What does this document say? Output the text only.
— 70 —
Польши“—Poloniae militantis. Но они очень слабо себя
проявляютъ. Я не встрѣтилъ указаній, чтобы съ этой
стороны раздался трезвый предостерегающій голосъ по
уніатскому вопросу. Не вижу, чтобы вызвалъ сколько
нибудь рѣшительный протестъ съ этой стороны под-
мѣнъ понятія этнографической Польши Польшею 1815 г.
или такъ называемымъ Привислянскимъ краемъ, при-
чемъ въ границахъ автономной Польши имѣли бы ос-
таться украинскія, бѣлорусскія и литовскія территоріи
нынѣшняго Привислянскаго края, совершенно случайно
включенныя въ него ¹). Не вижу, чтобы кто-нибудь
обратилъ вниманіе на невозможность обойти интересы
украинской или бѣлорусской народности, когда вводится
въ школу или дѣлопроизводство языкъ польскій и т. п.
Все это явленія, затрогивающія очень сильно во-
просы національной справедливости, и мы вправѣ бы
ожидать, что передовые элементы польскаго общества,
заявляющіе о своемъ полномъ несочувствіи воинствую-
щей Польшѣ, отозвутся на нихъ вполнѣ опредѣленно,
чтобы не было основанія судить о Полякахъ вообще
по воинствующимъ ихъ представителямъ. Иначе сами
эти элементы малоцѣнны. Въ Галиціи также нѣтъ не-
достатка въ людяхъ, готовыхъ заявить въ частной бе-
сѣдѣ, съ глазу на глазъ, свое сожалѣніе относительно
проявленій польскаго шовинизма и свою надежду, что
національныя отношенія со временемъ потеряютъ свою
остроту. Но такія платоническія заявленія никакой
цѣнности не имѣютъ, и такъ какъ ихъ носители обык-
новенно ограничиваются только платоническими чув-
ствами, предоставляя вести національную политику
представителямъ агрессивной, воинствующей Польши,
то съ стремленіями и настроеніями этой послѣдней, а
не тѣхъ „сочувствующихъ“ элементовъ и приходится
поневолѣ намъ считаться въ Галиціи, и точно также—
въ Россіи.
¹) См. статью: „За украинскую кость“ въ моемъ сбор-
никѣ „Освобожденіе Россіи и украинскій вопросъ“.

_____

• WHAT YOU ARE ASKED TO DO:
Note how many lines in the material hold the word "представителямъ", and give that number with nothing added.

• FINAL RESULT:
2